• [Set task] Copy out each line of the material below with no changes.

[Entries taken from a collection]
● ● ● ● ●

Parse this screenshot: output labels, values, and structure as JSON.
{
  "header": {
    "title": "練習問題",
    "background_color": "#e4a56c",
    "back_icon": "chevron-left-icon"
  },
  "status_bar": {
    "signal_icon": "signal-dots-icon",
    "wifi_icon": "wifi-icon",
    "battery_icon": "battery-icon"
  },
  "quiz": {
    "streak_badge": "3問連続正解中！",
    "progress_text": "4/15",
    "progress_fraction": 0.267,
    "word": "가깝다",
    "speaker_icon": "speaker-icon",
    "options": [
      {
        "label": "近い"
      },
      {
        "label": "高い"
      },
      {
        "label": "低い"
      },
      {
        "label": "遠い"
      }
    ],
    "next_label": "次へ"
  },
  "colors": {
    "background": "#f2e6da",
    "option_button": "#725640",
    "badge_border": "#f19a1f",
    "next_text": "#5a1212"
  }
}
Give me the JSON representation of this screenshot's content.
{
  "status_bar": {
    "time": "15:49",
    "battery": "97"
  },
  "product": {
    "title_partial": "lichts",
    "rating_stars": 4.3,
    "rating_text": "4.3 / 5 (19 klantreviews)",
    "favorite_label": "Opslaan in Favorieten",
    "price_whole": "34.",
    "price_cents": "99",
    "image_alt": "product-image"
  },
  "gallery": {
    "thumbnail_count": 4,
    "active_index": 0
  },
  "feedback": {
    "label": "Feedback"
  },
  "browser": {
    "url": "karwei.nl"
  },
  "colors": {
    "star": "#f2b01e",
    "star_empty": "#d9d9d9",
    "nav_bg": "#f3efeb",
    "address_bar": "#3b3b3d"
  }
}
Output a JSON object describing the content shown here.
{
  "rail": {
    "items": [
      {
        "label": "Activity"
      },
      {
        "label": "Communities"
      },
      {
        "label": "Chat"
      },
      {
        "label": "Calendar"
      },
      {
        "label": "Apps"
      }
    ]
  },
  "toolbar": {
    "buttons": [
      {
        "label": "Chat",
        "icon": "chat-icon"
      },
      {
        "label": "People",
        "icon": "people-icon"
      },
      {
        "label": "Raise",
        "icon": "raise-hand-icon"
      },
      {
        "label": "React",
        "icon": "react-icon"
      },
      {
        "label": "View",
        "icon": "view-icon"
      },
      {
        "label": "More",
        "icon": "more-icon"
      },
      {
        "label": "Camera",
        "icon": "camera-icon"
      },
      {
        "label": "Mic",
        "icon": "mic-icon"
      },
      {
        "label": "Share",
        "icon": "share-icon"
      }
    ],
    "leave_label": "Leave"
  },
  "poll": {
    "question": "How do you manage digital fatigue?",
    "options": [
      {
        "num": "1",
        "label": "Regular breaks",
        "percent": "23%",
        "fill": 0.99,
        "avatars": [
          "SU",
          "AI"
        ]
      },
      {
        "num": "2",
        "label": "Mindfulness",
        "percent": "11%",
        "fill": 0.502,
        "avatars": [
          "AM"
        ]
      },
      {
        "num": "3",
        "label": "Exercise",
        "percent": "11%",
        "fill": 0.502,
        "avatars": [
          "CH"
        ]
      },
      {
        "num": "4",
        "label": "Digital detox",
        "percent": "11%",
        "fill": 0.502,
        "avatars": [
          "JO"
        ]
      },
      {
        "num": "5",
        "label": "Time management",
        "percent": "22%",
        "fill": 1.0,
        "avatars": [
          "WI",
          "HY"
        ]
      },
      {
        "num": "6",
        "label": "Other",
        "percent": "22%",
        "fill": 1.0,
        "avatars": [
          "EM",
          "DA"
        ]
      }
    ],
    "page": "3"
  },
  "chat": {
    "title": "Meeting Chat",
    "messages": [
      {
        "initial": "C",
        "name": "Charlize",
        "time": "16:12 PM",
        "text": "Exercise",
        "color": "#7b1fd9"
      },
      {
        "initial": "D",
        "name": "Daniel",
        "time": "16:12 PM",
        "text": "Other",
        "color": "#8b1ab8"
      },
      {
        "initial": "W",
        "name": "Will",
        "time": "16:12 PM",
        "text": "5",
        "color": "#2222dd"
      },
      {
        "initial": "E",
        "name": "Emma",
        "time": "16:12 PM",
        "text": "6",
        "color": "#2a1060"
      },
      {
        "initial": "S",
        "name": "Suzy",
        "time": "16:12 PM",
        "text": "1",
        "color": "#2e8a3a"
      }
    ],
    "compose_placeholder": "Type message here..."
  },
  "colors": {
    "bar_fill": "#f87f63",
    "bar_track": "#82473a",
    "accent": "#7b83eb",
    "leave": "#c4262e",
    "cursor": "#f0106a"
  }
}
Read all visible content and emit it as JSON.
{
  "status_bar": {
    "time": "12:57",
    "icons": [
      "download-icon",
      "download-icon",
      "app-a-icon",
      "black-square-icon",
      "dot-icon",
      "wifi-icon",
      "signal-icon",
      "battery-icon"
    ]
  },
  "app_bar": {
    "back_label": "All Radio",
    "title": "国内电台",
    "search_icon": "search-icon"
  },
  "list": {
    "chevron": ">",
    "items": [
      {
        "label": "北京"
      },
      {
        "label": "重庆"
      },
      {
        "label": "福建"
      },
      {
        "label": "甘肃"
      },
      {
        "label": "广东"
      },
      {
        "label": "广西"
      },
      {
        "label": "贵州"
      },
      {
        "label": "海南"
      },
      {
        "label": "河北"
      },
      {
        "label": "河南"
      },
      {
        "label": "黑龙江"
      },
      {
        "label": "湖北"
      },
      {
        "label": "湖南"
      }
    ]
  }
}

● ● ● ● ●

• [Complete answer]
Parse this screenshot: output labels, values, and structure as JSON.
{
  "header": {
    "title": "練習問題",
    "background_color": "#e4a56c",
    "back_icon": "chevron-left-icon"
  },
  "status_bar": {
    "signal_icon": "signal-dots-icon",
    "wifi_icon": "wifi-icon",
    "battery_icon": "battery-icon"
  },
  "quiz": {
    "streak_badge": "3問連続正解中！",
    "progress_text": "4/15",
    "progress_fraction": 0.267,
    "word": "가깝다",
    "speaker_icon": "speaker-icon",
    "options": [
      {
        "label": "近い"
      },
      {
        "label": "高い"
      },
      {
        "label": "低い"
      },
      {
        "label": "遠い"
      }
    ],
    "next_label": "次へ"
  },
  "colors": {
    "background": "#f2e6da",
    "option_button": "#725640",
    "badge_border": "#f19a1f",
    "next_text": "#5a1212"
  }
}
Give me the JSON representation of this screenshot's content.
{
  "status_bar": {
    "time": "15:49",
    "battery": "97"
  },
  "product": {
    "title_partial": "lichts",
    "rating_stars": 4.3,
    "rating_text": "4.3 / 5 (19 klantreviews)",
    "favorite_label": "Opslaan in Favorieten",
    "price_whole": "34.",
    "price_cents": "99",
    "image_alt": "product-image"
  },
  "gallery": {
    "thumbnail_count": 4,
    "active_index": 0
  },
  "feedback": {
    "label": "Feedback"
  },
  "browser": {
    "url": "karwei.nl"
  },
  "colors": {
    "star": "#f2b01e",
    "star_empty": "#d9d9d9",
    "nav_bg": "#f3efeb",
    "address_bar": "#3b3b3d"
  }
}
Output a JSON object describing the content shown here.
{
  "rail": {
    "items": [
      {
        "label": "Activity"
      },
      {
        "label": "Communities"
      },
      {
        "label": "Chat"
      },
      {
        "label": "Calendar"
      },
      {
        "label": "Apps"
      }
    ]
  },
  "toolbar": {
    "buttons": [
      {
        "label": "Chat",
        "icon": "chat-icon"
      },
      {
        "label": "People",
        "icon": "people-icon"
      },
      {
        "label": "Raise",
        "icon": "raise-hand-icon"
      },
      {
        "label": "React",
        "icon": "react-icon"
      },
      {
        "label": "View",
        "icon": "view-icon"
      },
      {
        "label": "More",
        "icon": "more-icon"
      },
      {
        "label": "Camera",
        "icon": "camera-icon"
      },
      {
        "label": "Mic",
        "icon": "mic-icon"
      },
      {
        "label": "Share",
        "icon": "share-icon"
      }
    ],
    "leave_label": "Leave"
  },
  "poll": {
    "question": "How do you manage digital fatigue?",
    "options": [
      {
        "num": "1",
        "label": "Regular breaks",
        "percent": "23%",
        "fill": 0.99,
        "avatars": [
          "SU",
          "AI"
        ]
      },
      {
        "num": "2",
        "label": "Mindfulness",
        "percent": "11%",
        "fill": 0.502,
        "avatars": [
          "AM"
        ]
      },
      {
        "num": "3",
        "label": "Exercise",
        "percent": "11%",
        "fill": 0.502,
        "avatars": [
          "CH"
        ]
      },
      {
        "num": "4",
        "label": "Digital detox",
        "percent": "11%",
        "fill": 0.502,
        "avatars": [
          "JO"
        ]
      },
      {
        "num": "5",
        "label": "Time management",
        "percent": "22%",
        "fill": 1.0,
        "avatars": [
          "WI",
          "HY"
        ]
      },
      {
        "num": "6",
        "label": "Other",
        "percent": "22%",
        "fill": 1.0,
        "avatars": [
          "EM",
          "DA"
        ]
      }
    ],
    "page": "3"
  },
  "chat": {
    "title": "Meeting Chat",
    "messages": [
      {
        "initial": "C",
        "name": "Charlize",
        "time": "16:12 PM",
        "text": "Exercise",
        "color": "#7b1fd9"
      },
      {
        "initial": "D",
        "name": "Daniel",
        "time": "16:12 PM",
        "text": "Other",
        "color": "#8b1ab8"
      },
      {
        "initial": "W",
        "name": "Will",
        "time": "16:12 PM",
        "text": "5",
        "color": "#2222dd"
      },
      {
        "initial": "E",
        "name": "Emma",
        "time": "16:12 PM",
        "text": "6",
        "color": "#2a1060"
      },
      {
        "initial": "S",
        "name": "Suzy",
        "time": "16:12 PM",
        "text": "1",
        "color": "#2e8a3a"
      }
    ],
    "compose_placeholder": "Type message here..."
  },
  "colors": {
    "bar_fill": "#f87f63",
    "bar_track": "#82473a",
    "accent": "#7b83eb",
    "leave": "#c4262e",
    "cursor": "#f0106a"
  }
}
Read all visible content and emit it as JSON.
{
  "status_bar": {
    "time": "12:57",
    "icons": [
      "download-icon",
      "download-icon",
      "app-a-icon",
      "black-square-icon",
      "dot-icon",
      "wifi-icon",
      "signal-icon",
      "battery-icon"
    ]
  },
  "app_bar": {
    "back_label": "All Radio",
    "title": "国内电台",
    "search_icon": "search-icon"
  },
  "list": {
    "chevron": ">",
    "items": [
      {
        "label": "北京"
      },
      {
        "label": "重庆"
      },
      {
        "label": "福建"
      },
      {
        "label": "甘肃"
      },
      {
        "label": "广东"
      },
      {
        "label": "广西"
      },
      {
        "label": "贵州"
      },
      {
        "label": "海南"
      },
      {
        "label": "河北"
      },
      {
        "label": "河南"
      },
      {
        "label": "黑龙江"
      },
      {
        "label": "湖北"
      },
      {
        "label": "湖南"
      }
    ]
  }
}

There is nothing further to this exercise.